» **Dataset**
------------------------------

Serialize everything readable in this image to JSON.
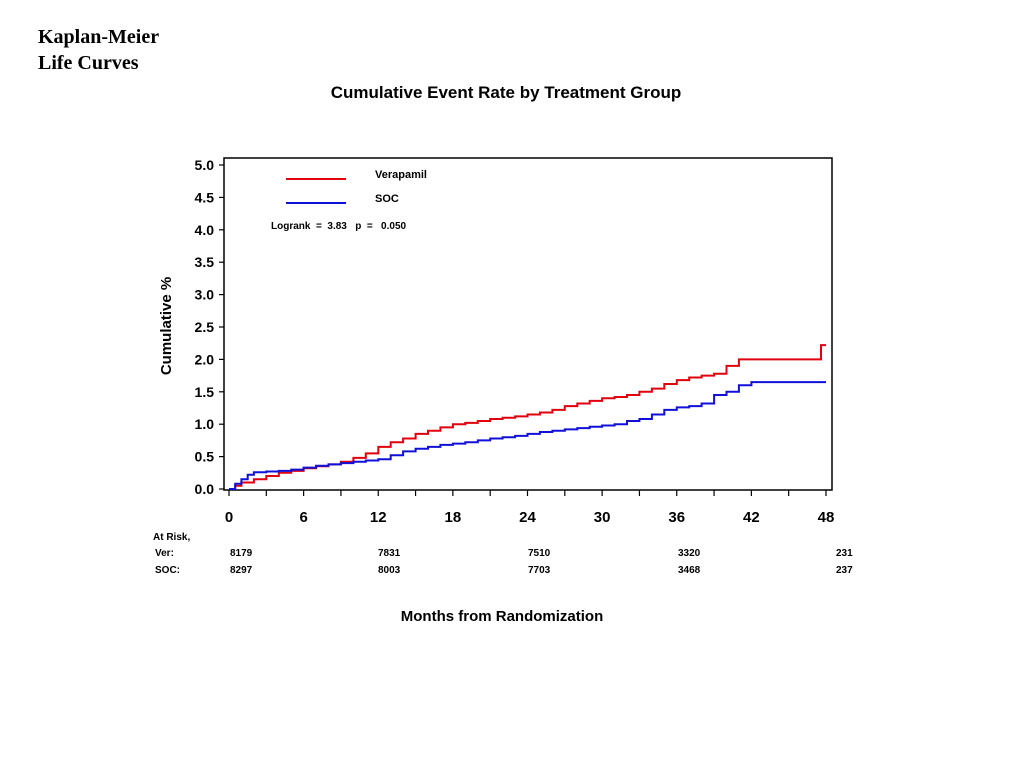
{
  "slide": {
    "heading_line1": "Kaplan-Meier",
    "heading_line2": "Life Curves"
  },
  "chart_data": {
    "type": "line",
    "title": "Cumulative Event Rate by Treatment Group",
    "xlabel": "Months from Randomization",
    "ylabel": "Cumulative %",
    "xlim": [
      0,
      48
    ],
    "ylim": [
      0,
      5.0
    ],
    "x_ticks": [
      0,
      6,
      12,
      18,
      24,
      30,
      36,
      42,
      48
    ],
    "y_ticks": [
      "0.0",
      "0.5",
      "1.0",
      "1.5",
      "2.0",
      "2.5",
      "3.0",
      "3.5",
      "4.0",
      "4.5",
      "5.0"
    ],
    "annotation": "Logrank  =  3.83   p  =   0.050",
    "legend_position": "top-left",
    "series": [
      {
        "name": "Verapamil",
        "color": "#e0000e",
        "points": [
          [
            0,
            0
          ],
          [
            0.5,
            0.05
          ],
          [
            1,
            0.1
          ],
          [
            2,
            0.15
          ],
          [
            3,
            0.2
          ],
          [
            4,
            0.25
          ],
          [
            5,
            0.28
          ],
          [
            6,
            0.32
          ],
          [
            7,
            0.35
          ],
          [
            8,
            0.38
          ],
          [
            9,
            0.42
          ],
          [
            10,
            0.48
          ],
          [
            11,
            0.55
          ],
          [
            12,
            0.65
          ],
          [
            13,
            0.72
          ],
          [
            14,
            0.78
          ],
          [
            15,
            0.85
          ],
          [
            16,
            0.9
          ],
          [
            17,
            0.95
          ],
          [
            18,
            1.0
          ],
          [
            19,
            1.02
          ],
          [
            20,
            1.05
          ],
          [
            21,
            1.08
          ],
          [
            22,
            1.1
          ],
          [
            23,
            1.12
          ],
          [
            24,
            1.15
          ],
          [
            25,
            1.18
          ],
          [
            26,
            1.22
          ],
          [
            27,
            1.28
          ],
          [
            28,
            1.32
          ],
          [
            29,
            1.36
          ],
          [
            30,
            1.4
          ],
          [
            31,
            1.42
          ],
          [
            32,
            1.45
          ],
          [
            33,
            1.5
          ],
          [
            34,
            1.55
          ],
          [
            35,
            1.62
          ],
          [
            36,
            1.68
          ],
          [
            37,
            1.72
          ],
          [
            38,
            1.75
          ],
          [
            39,
            1.78
          ],
          [
            40,
            1.9
          ],
          [
            41,
            2.0
          ],
          [
            42,
            2.0
          ],
          [
            43,
            2.0
          ],
          [
            44,
            2.0
          ],
          [
            45,
            2.0
          ],
          [
            46,
            2.0
          ],
          [
            47.5,
            2.0
          ],
          [
            47.6,
            2.22
          ],
          [
            48,
            2.22
          ]
        ]
      },
      {
        "name": "SOC",
        "color": "#1010d8",
        "points": [
          [
            0,
            0
          ],
          [
            0.5,
            0.08
          ],
          [
            1,
            0.15
          ],
          [
            1.5,
            0.22
          ],
          [
            2,
            0.26
          ],
          [
            3,
            0.27
          ],
          [
            4,
            0.28
          ],
          [
            5,
            0.3
          ],
          [
            6,
            0.33
          ],
          [
            7,
            0.36
          ],
          [
            8,
            0.38
          ],
          [
            9,
            0.4
          ],
          [
            10,
            0.42
          ],
          [
            11,
            0.44
          ],
          [
            12,
            0.46
          ],
          [
            13,
            0.52
          ],
          [
            14,
            0.58
          ],
          [
            15,
            0.62
          ],
          [
            16,
            0.65
          ],
          [
            17,
            0.68
          ],
          [
            18,
            0.7
          ],
          [
            19,
            0.72
          ],
          [
            20,
            0.75
          ],
          [
            21,
            0.78
          ],
          [
            22,
            0.8
          ],
          [
            23,
            0.82
          ],
          [
            24,
            0.85
          ],
          [
            25,
            0.88
          ],
          [
            26,
            0.9
          ],
          [
            27,
            0.92
          ],
          [
            28,
            0.94
          ],
          [
            29,
            0.96
          ],
          [
            30,
            0.98
          ],
          [
            31,
            1.0
          ],
          [
            32,
            1.05
          ],
          [
            33,
            1.08
          ],
          [
            34,
            1.15
          ],
          [
            35,
            1.22
          ],
          [
            36,
            1.26
          ],
          [
            37,
            1.28
          ],
          [
            38,
            1.32
          ],
          [
            39,
            1.45
          ],
          [
            40,
            1.5
          ],
          [
            41,
            1.6
          ],
          [
            42,
            1.65
          ],
          [
            44,
            1.65
          ],
          [
            46,
            1.65
          ],
          [
            48,
            1.65
          ]
        ]
      }
    ],
    "at_risk": {
      "label": "At Risk,",
      "at_months": [
        0,
        12,
        24,
        36,
        48
      ],
      "rows": [
        {
          "label": "Ver:",
          "values": [
            "8179",
            "7831",
            "7510",
            "3320",
            "231"
          ]
        },
        {
          "label": "SOC:",
          "values": [
            "8297",
            "8003",
            "7703",
            "3468",
            "237"
          ]
        }
      ]
    }
  }
}
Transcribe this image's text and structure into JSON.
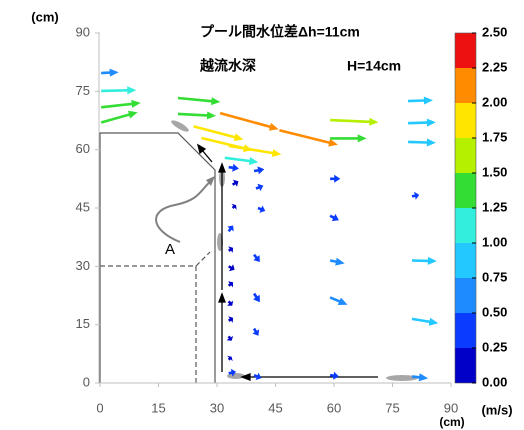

------------------------------

» **What is needed**
Find each line holding "Cumulative". Copy it out.

» **Response below**
    "title": "Cumulative Event Rate by Treatment Group",
    "ylabel": "Cumulative %",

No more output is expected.